**The exercise:**
Copy all the entries below exactly, but not the pictures.

**Dataset items:**
*****

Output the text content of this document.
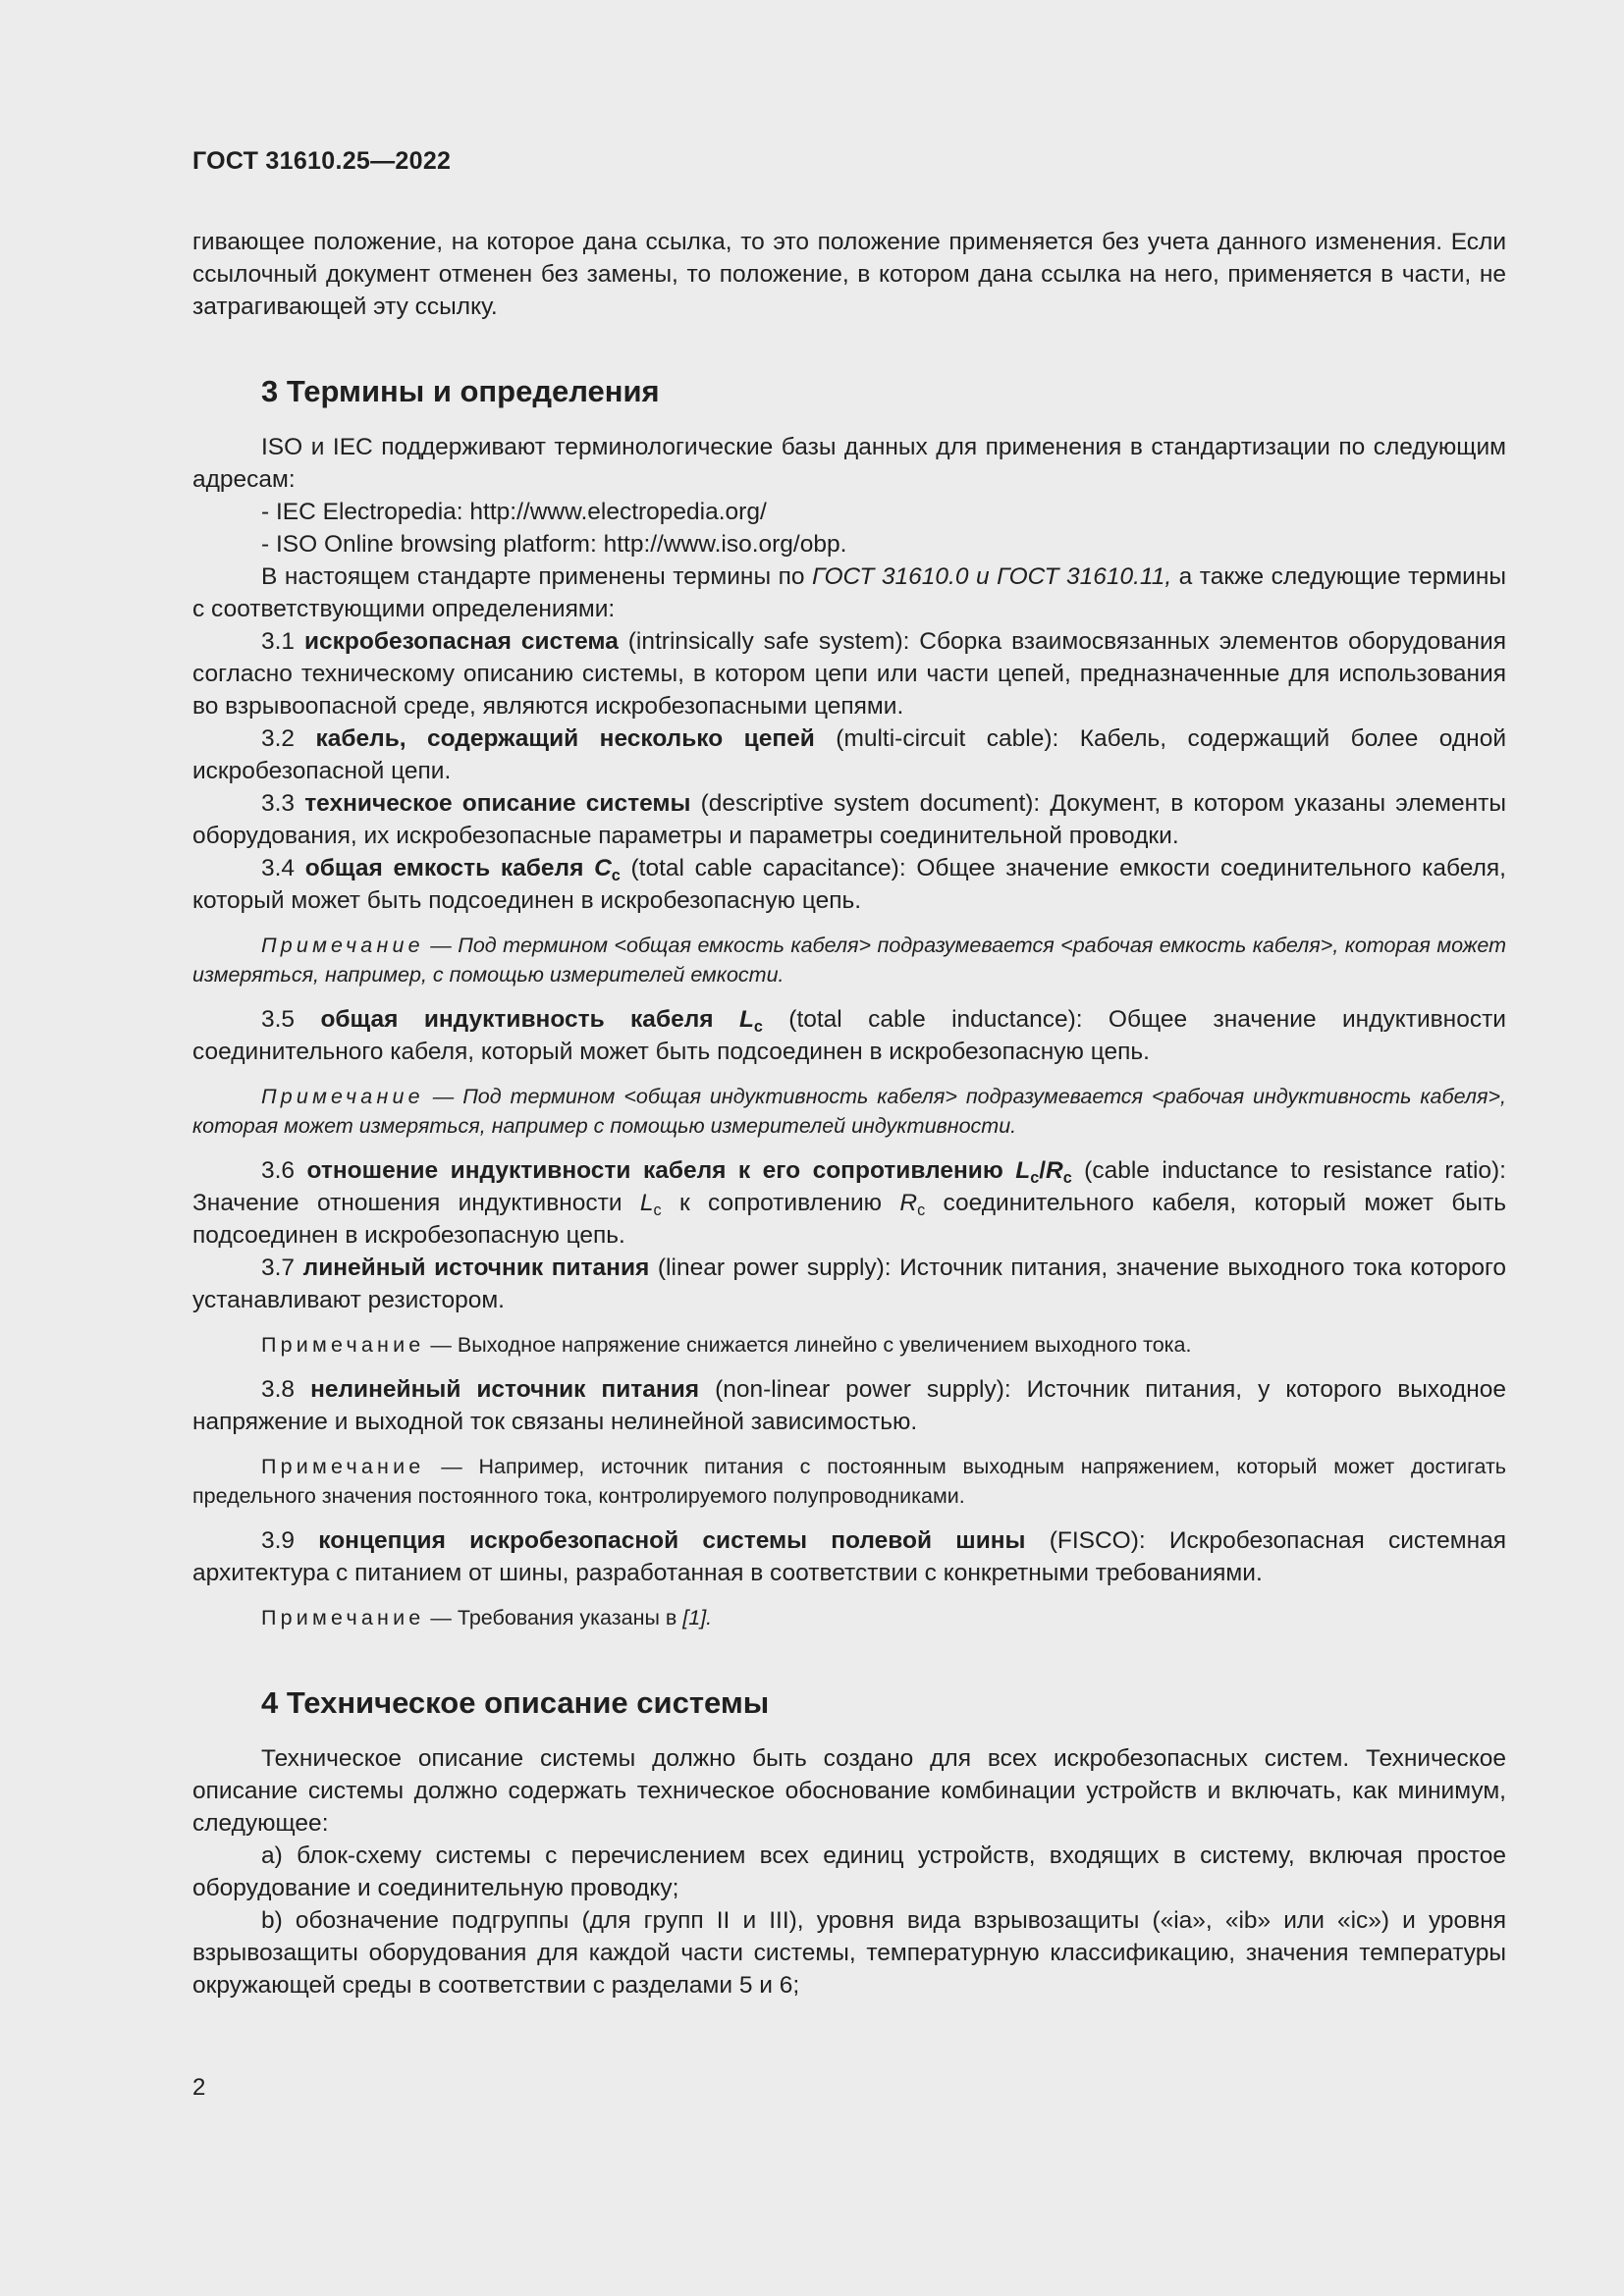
ГОСТ 31610.25—2022

гивающее положение, на которое дана ссылка, то это положение применяется без учета данного изменения. Если ссылочный документ отменен без замены, то положение, в котором дана ссылка на него, применяется в части, не затрагивающей эту ссылку.

3 Термины и определения

ISO и IEC поддерживают терминологические базы данных для применения в стандартизации по следующим адресам:

- IEC Electropedia: http://www.electropedia.org/

- ISO Online browsing platform: http://www.iso.org/obp.

В настоящем стандарте применены термины по ГОСТ 31610.0 и ГОСТ 31610.11, а также следующие термины с соответствующими определениями:

3.1 искробезопасная система (intrinsically safe system): Сборка взаимосвязанных элементов оборудования согласно техническому описанию системы, в котором цепи или части цепей, предназначенные для использования во взрывоопасной среде, являются искробезопасными цепями.

3.2 кабель, содержащий несколько цепей (multi-circuit cable): Кабель, содержащий более одной искробезопасной цепи.

3.3 техническое описание системы (descriptive system document): Документ, в котором указаны элементы оборудования, их искробезопасные параметры и параметры соединительной проводки.

3.4 общая емкость кабеля $C_c$ (total cable capacitance): Общее значение емкости соединительного кабеля, который может быть подсоединен в искробезопасную цепь.

Примечание — Под термином <общая емкость кабеля> подразумевается <рабочая емкость кабеля>, которая может измеряться, например, с помощью измерителей емкости.

3.5 общая индуктивность кабеля $L_c$ (total cable inductance): Общее значение индуктивности соединительного кабеля, который может быть подсоединен в искробезопасную цепь.

Примечание — Под термином <общая индуктивность кабеля> подразумевается <рабочая индуктивность кабеля>, которая может измеряться, например с помощью измерителей индуктивности.

3.6 отношение индуктивности кабеля к его сопротивлению $L_c/R_c$ (cable inductance to resistance ratio): Значение отношения индуктивности $L_c$ к сопротивлению $R_c$ соединительного кабеля, который может быть подсоединен в искробезопасную цепь.

3.7 линейный источник питания (linear power supply): Источник питания, значение выходного тока которого устанавливают резистором.

Примечание — Выходное напряжение снижается линейно с увеличением выходного тока.

3.8 нелинейный источник питания (non-linear power supply): Источник питания, у которого выходное напряжение и выходной ток связаны нелинейной зависимостью.

Примечание — Например, источник питания с постоянным выходным напряжением, который может достигать предельного значения постоянного тока, контролируемого полупроводниками.

3.9 концепция искробезопасной системы полевой шины (FISCO): Искробезопасная системная архитектура с питанием от шины, разработанная в соответствии с конкретными требованиями.

Примечание — Требования указаны в [1].

4 Техническое описание системы

Техническое описание системы должно быть создано для всех искробезопасных систем. Техническое описание системы должно содержать техническое обоснование комбинации устройств и включать, как минимум, следующее:

а) блок-схему системы с перечислением всех единиц устройств, входящих в систему, включая простое оборудование и соединительную проводку;

b) обозначение подгруппы (для групп II и III), уровня вида взрывозащиты («ia», «ib» или «ic») и уровня взрывозащиты оборудования для каждой части системы, температурную классификацию, значения температуры окружающей среды в соответствии с разделами 5 и 6;

2
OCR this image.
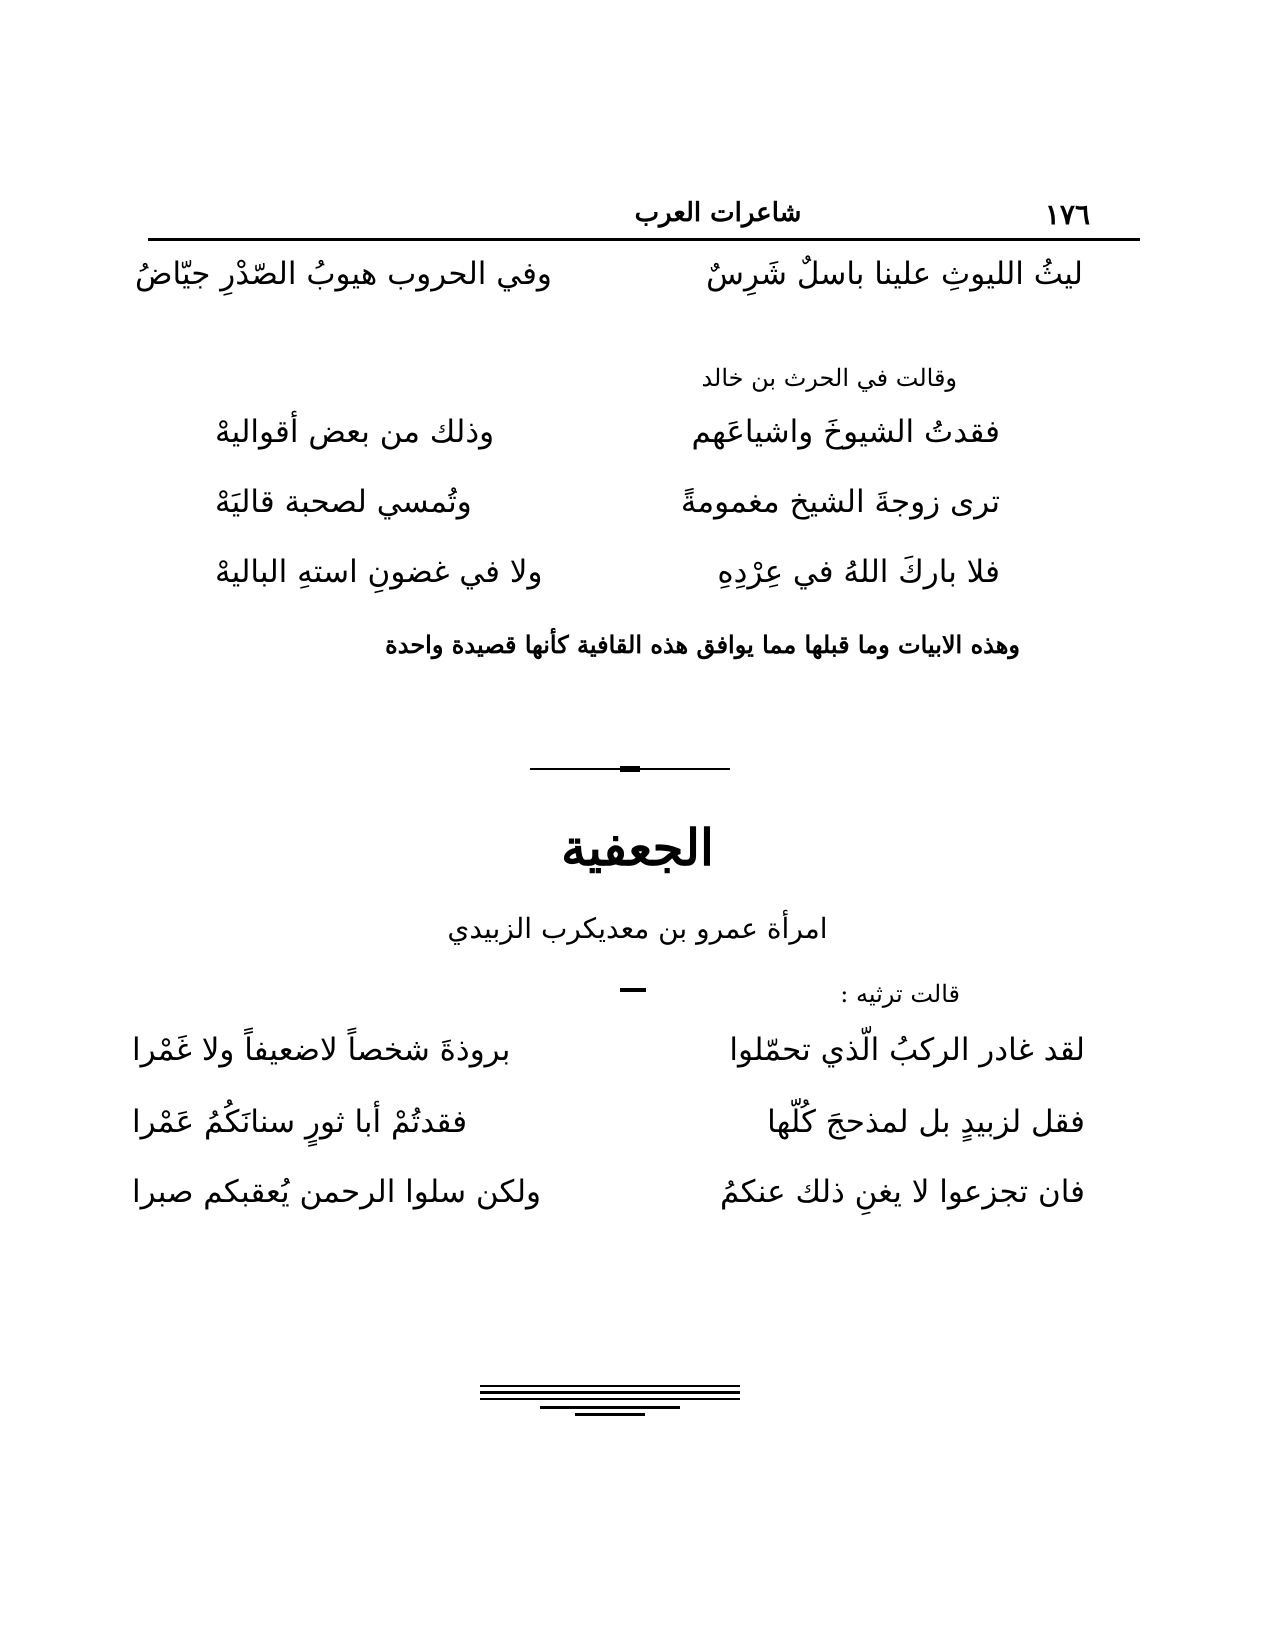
شاعرات العرب	١٧٦
ليثُ الليوثِ علينا باسلٌ شَرِسٌ
وفي الحروب هيوبُ الصّدْرِ جيّاضُ
وقالت في الحرث بن خالد
فقدتُ الشيوخَ واشياعَهم
وذلك من بعض أقواليهْ
ترى زوجةَ الشيخ مغمومةً
وتُمسي لصحبة قاليَهْ
فلا باركَ اللهُ في عِرْدِهِ
ولا في غضونِ استهِ الباليهْ
وهذه الابيات وما قبلها مما يوافق هذه القافية كأنها قصيدة واحدة
الجعفية
امرأة عمرو بن معديكرب الزبيدي
قالت ترثيه :
لقد غادر الركبُ الّذي تحمّلوا
بروذةَ شخصاً لاضعيفاً ولا غَمْرا
فقل لزبيدٍ بل لمذحجَ كُلّها
فقدتُمْ أبا ثورٍ سنانَكُمُ عَمْرا
فان تجزعوا لا يغنِ ذلك عنكمُ
ولكن سلوا الرحمن يُعقبكم صبرا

*****

**Problem solution:**
Output the text content of this document.
ГОСТ 31610.25—2022

гивающее положение, на которое дана ссылка, то это положение применяется без учета данного изменения. Если ссылочный документ отменен без замены, то положение, в котором дана ссылка на него, применяется в части, не затрагивающей эту ссылку.

3 Термины и определения

ISO и IEC поддерживают терминологические базы данных для применения в стандартизации по следующим адресам:

- IEC Electropedia: http://www.electropedia.org/

- ISO Online browsing platform: http://www.iso.org/obp.

В настоящем стандарте применены термины по ГОСТ 31610.0 и ГОСТ 31610.11, а также следующие термины с соответствующими определениями:

3.1 искробезопасная система (intrinsically safe system): Сборка взаимосвязанных элементов оборудования согласно техническому описанию системы, в котором цепи или части цепей, предназначенные для использования во взрывоопасной среде, являются искробезопасными цепями.

3.2 кабель, содержащий несколько цепей (multi-circuit cable): Кабель, содержащий более одной искробезопасной цепи.

3.3 техническое описание системы (descriptive system document): Документ, в котором указаны элементы оборудования, их искробезопасные параметры и параметры соединительной проводки.

3.4 общая емкость кабеля $C_c$ (total cable capacitance): Общее значение емкости соединительного кабеля, который может быть подсоединен в искробезопасную цепь.

Примечание — Под термином <общая емкость кабеля> подразумевается <рабочая емкость кабеля>, которая может измеряться, например, с помощью измерителей емкости.

3.5 общая индуктивность кабеля $L_c$ (total cable inductance): Общее значение индуктивности соединительного кабеля, который может быть подсоединен в искробезопасную цепь.

Примечание — Под термином <общая индуктивность кабеля> подразумевается <рабочая индуктивность кабеля>, которая может измеряться, например с помощью измерителей индуктивности.

3.6 отношение индуктивности кабеля к его сопротивлению $L_c/R_c$ (cable inductance to resistance ratio): Значение отношения индуктивности $L_c$ к сопротивлению $R_c$ соединительного кабеля, который может быть подсоединен в искробезопасную цепь.

3.7 линейный источник питания (linear power supply): Источник питания, значение выходного тока которого устанавливают резистором.

Примечание — Выходное напряжение снижается линейно с увеличением выходного тока.

3.8 нелинейный источник питания (non-linear power supply): Источник питания, у которого выходное напряжение и выходной ток связаны нелинейной зависимостью.

Примечание — Например, источник питания с постоянным выходным напряжением, который может достигать предельного значения постоянного тока, контролируемого полупроводниками.

3.9 концепция искробезопасной системы полевой шины (FISCO): Искробезопасная системная архитектура с питанием от шины, разработанная в соответствии с конкретными требованиями.

Примечание — Требования указаны в [1].

4 Техническое описание системы

Техническое описание системы должно быть создано для всех искробезопасных систем. Техническое описание системы должно содержать техническое обоснование комбинации устройств и включать, как минимум, следующее:

а) блок-схему системы с перечислением всех единиц устройств, входящих в систему, включая простое оборудование и соединительную проводку;

b) обозначение подгруппы (для групп II и III), уровня вида взрывозащиты («ia», «ib» или «ic») и уровня взрывозащиты оборудования для каждой части системы, температурную классификацию, значения температуры окружающей среды в соответствии с разделами 5 и 6;

2
OCR this image.
شاعرات العرب	١٧٦
ليثُ الليوثِ علينا باسلٌ شَرِسٌ
وفي الحروب هيوبُ الصّدْرِ جيّاضُ
وقالت في الحرث بن خالد
فقدتُ الشيوخَ واشياعَهم
وذلك من بعض أقواليهْ
ترى زوجةَ الشيخ مغمومةً
وتُمسي لصحبة قاليَهْ
فلا باركَ اللهُ في عِرْدِهِ
ولا في غضونِ استهِ الباليهْ
وهذه الابيات وما قبلها مما يوافق هذه القافية كأنها قصيدة واحدة
الجعفية
امرأة عمرو بن معديكرب الزبيدي
قالت ترثيه :
لقد غادر الركبُ الّذي تحمّلوا
بروذةَ شخصاً لاضعيفاً ولا غَمْرا
فقل لزبيدٍ بل لمذحجَ كُلّها
فقدتُمْ أبا ثورٍ سنانَكُمُ عَمْرا
فان تجزعوا لا يغنِ ذلك عنكمُ
ولكن سلوا الرحمن يُعقبكم صبرا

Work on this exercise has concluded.